■ Exercise ■
Without the pictures, can you quote each line below exactly?

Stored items
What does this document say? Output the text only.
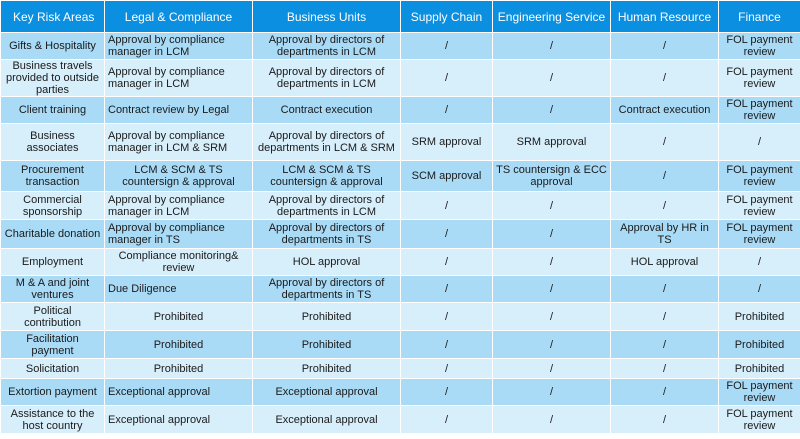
Key Risk Areas	Legal & Compliance	Business Units	Supply Chain	Engineering Service	Human Resource	Finance
Gifts & Hospitality	Approval by compliance manager in LCM	Approval by directors of departments in LCM	/	/	/	FOL payment review
Business travels provided to outside parties	Approval by compliance manager in LCM	Approval by directors of departments in LCM	/	/	/	FOL payment review
Client training	Contract review by Legal	Contract execution	/	/	Contract execution	FOL payment review
Business associates	Approval by compliance manager in LCM & SRM	Approval by directors of departments in LCM & SRM	SRM approval	SRM approval	/	/
Procurement transaction	LCM & SCM & TS countersign & approval	LCM & SCM & TS countersign & approval	SCM approval	TS countersign & ECC approval	/	FOL payment review
Commercial sponsorship	Approval by compliance manager in LCM	Approval by directors of departments in LCM	/	/	/	FOL payment review
Charitable donation	Approval by compliance manager in TS	Approval by directors of departments in TS	/	/	Approval by HR in TS	FOL payment review
Employment	Compliance monitoring& review	HOL approval	/	/	HOL approval	/
M & A and joint ventures	Due Diligence	Approval by directors of departments in TS	/	/	/	/
Political contribution	Prohibited	Prohibited	/	/	/	Prohibited
Facilitation payment	Prohibited	Prohibited	/	/	/	Prohibited
Solicitation	Prohibited	Prohibited	/	/	/	Prohibited
Extortion payment	Exceptional approval	Exceptional approval	/	/	/	FOL payment review
Assistance to the host country	Exceptional approval	Exceptional approval	/	/	/	FOL payment review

■ Answer to the exercise ■
What does this document say? Output the text only.
Key Risk Areas	Legal & Compliance	Business Units	Supply Chain	Engineering Service	Human Resource	Finance
Gifts & Hospitality	Approval by compliance manager in LCM	Approval by directors of departments in LCM	/	/	/	FOL payment review
Business travels provided to outside parties	Approval by compliance manager in LCM	Approval by directors of departments in LCM	/	/	/	FOL payment review
Client training	Contract review by Legal	Contract execution	/	/	Contract execution	FOL payment review
Business associates	Approval by compliance manager in LCM & SRM	Approval by directors of departments in LCM & SRM	SRM approval	SRM approval	/	/
Procurement transaction	LCM & SCM & TS countersign & approval	LCM & SCM & TS countersign & approval	SCM approval	TS countersign & ECC approval	/	FOL payment review
Commercial sponsorship	Approval by compliance manager in LCM	Approval by directors of departments in LCM	/	/	/	FOL payment review
Charitable donation	Approval by compliance manager in TS	Approval by directors of departments in TS	/	/	Approval by HR in TS	FOL payment review
Employment	Compliance monitoring& review	HOL approval	/	/	HOL approval	/
M & A and joint ventures	Due Diligence	Approval by directors of departments in TS	/	/	/	/
Political contribution	Prohibited	Prohibited	/	/	/	Prohibited
Facilitation payment	Prohibited	Prohibited	/	/	/	Prohibited
Solicitation	Prohibited	Prohibited	/	/	/	Prohibited
Extortion payment	Exceptional approval	Exceptional approval	/	/	/	FOL payment review
Assistance to the host country	Exceptional approval	Exceptional approval	/	/	/	FOL payment review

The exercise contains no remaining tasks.